## [Task directions]
Copy out the entries below precisely; nothing is to be omitted.

## [Stored data]
---*---

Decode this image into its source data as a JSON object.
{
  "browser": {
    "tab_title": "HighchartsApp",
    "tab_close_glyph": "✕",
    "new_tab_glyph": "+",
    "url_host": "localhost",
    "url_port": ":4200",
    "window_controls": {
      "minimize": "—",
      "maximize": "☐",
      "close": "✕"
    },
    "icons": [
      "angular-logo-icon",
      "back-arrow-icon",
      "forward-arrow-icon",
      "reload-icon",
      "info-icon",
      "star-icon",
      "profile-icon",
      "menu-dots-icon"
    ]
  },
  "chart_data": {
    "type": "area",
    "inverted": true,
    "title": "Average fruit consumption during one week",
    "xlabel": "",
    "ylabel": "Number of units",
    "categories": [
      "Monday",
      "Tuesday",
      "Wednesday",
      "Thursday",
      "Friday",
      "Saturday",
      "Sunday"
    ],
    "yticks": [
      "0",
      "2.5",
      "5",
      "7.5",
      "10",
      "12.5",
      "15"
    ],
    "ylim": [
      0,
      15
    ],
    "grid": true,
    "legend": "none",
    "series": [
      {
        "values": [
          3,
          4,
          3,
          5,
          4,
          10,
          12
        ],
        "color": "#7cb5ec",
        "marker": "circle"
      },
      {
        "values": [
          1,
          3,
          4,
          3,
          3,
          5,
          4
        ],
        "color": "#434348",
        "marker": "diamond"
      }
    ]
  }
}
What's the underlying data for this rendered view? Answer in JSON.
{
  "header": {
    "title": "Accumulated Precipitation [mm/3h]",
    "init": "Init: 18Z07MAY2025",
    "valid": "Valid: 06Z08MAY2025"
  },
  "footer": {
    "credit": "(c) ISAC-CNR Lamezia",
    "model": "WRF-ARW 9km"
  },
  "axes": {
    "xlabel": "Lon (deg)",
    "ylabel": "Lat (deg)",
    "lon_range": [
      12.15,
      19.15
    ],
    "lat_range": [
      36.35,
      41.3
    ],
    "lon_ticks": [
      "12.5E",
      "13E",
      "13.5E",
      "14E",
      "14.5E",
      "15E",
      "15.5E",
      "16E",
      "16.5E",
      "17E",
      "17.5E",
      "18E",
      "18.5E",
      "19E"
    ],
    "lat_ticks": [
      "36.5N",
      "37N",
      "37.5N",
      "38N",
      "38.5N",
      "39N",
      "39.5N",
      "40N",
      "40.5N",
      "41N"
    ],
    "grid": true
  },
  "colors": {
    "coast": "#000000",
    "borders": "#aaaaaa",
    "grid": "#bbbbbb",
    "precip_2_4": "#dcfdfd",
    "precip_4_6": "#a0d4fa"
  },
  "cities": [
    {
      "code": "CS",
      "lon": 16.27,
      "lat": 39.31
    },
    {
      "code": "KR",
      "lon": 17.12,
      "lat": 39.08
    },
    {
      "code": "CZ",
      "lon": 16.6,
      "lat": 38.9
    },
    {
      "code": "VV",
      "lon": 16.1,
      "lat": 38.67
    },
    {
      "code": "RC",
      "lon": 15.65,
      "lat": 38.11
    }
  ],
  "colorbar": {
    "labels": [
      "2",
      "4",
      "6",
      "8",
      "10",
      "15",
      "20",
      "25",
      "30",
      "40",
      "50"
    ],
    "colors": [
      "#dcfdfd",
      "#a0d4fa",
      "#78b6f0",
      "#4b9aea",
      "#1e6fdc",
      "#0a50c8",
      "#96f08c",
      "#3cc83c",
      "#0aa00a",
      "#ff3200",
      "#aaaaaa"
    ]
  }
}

---*---

## [Exercise solution]
Decode this image into its source data as a JSON object.
{
  "browser": {
    "tab_title": "HighchartsApp",
    "tab_close_glyph": "✕",
    "new_tab_glyph": "+",
    "url_host": "localhost",
    "url_port": ":4200",
    "window_controls": {
      "minimize": "—",
      "maximize": "☐",
      "close": "✕"
    },
    "icons": [
      "angular-logo-icon",
      "back-arrow-icon",
      "forward-arrow-icon",
      "reload-icon",
      "info-icon",
      "star-icon",
      "profile-icon",
      "menu-dots-icon"
    ]
  },
  "chart_data": {
    "type": "area",
    "inverted": true,
    "title": "Average fruit consumption during one week",
    "xlabel": "",
    "ylabel": "Number of units",
    "categories": [
      "Monday",
      "Tuesday",
      "Wednesday",
      "Thursday",
      "Friday",
      "Saturday",
      "Sunday"
    ],
    "yticks": [
      "0",
      "2.5",
      "5",
      "7.5",
      "10",
      "12.5",
      "15"
    ],
    "ylim": [
      0,
      15
    ],
    "grid": true,
    "legend": "none",
    "series": [
      {
        "values": [
          3,
          4,
          3,
          5,
          4,
          10,
          12
        ],
        "color": "#7cb5ec",
        "marker": "circle"
      },
      {
        "values": [
          1,
          3,
          4,
          3,
          3,
          5,
          4
        ],
        "color": "#434348",
        "marker": "diamond"
      }
    ]
  }
}
What's the underlying data for this rendered view? Answer in JSON.
{
  "header": {
    "title": "Accumulated Precipitation [mm/3h]",
    "init": "Init: 18Z07MAY2025",
    "valid": "Valid: 06Z08MAY2025"
  },
  "footer": {
    "credit": "(c) ISAC-CNR Lamezia",
    "model": "WRF-ARW 9km"
  },
  "axes": {
    "xlabel": "Lon (deg)",
    "ylabel": "Lat (deg)",
    "lon_range": [
      12.15,
      19.15
    ],
    "lat_range": [
      36.35,
      41.3
    ],
    "lon_ticks": [
      "12.5E",
      "13E",
      "13.5E",
      "14E",
      "14.5E",
      "15E",
      "15.5E",
      "16E",
      "16.5E",
      "17E",
      "17.5E",
      "18E",
      "18.5E",
      "19E"
    ],
    "lat_ticks": [
      "36.5N",
      "37N",
      "37.5N",
      "38N",
      "38.5N",
      "39N",
      "39.5N",
      "40N",
      "40.5N",
      "41N"
    ],
    "grid": true
  },
  "colors": {
    "coast": "#000000",
    "borders": "#aaaaaa",
    "grid": "#bbbbbb",
    "precip_2_4": "#dcfdfd",
    "precip_4_6": "#a0d4fa"
  },
  "cities": [
    {
      "code": "CS",
      "lon": 16.27,
      "lat": 39.31
    },
    {
      "code": "KR",
      "lon": 17.12,
      "lat": 39.08
    },
    {
      "code": "CZ",
      "lon": 16.6,
      "lat": 38.9
    },
    {
      "code": "VV",
      "lon": 16.1,
      "lat": 38.67
    },
    {
      "code": "RC",
      "lon": 15.65,
      "lat": 38.11
    }
  ],
  "colorbar": {
    "labels": [
      "2",
      "4",
      "6",
      "8",
      "10",
      "15",
      "20",
      "25",
      "30",
      "40",
      "50"
    ],
    "colors": [
      "#dcfdfd",
      "#a0d4fa",
      "#78b6f0",
      "#4b9aea",
      "#1e6fdc",
      "#0a50c8",
      "#96f08c",
      "#3cc83c",
      "#0aa00a",
      "#ff3200",
      "#aaaaaa"
    ]
  }
}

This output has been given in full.